**Exercise task:** Find the number of lines containing the string "views" in the data. Answer with the number by itself.
++++++++++++++++++++
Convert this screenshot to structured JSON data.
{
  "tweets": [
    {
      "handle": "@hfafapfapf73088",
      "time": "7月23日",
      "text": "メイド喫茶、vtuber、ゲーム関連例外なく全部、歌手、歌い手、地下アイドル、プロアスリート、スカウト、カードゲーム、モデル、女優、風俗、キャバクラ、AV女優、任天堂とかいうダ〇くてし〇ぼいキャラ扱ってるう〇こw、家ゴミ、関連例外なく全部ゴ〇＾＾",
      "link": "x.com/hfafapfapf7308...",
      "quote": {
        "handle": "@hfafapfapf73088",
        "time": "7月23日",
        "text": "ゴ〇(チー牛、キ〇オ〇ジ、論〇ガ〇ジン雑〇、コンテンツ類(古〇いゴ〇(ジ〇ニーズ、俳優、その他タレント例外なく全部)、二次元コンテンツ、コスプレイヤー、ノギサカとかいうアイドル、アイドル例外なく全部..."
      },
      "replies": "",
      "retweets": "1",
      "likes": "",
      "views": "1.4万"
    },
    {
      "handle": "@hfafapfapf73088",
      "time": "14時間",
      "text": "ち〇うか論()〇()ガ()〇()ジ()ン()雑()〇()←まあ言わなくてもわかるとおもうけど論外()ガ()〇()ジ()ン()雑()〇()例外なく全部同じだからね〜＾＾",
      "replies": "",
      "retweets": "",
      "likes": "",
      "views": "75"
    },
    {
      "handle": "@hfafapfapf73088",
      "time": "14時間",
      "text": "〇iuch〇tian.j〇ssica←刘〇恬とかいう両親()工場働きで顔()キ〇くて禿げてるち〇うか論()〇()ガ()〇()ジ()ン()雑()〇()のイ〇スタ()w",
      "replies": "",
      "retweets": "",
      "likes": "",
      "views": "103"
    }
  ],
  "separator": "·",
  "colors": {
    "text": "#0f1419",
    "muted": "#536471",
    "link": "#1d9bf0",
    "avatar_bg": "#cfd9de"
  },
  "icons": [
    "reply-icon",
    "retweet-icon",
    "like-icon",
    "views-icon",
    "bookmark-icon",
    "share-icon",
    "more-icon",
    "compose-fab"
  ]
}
++++++++++++++++++++
**Task result:** 4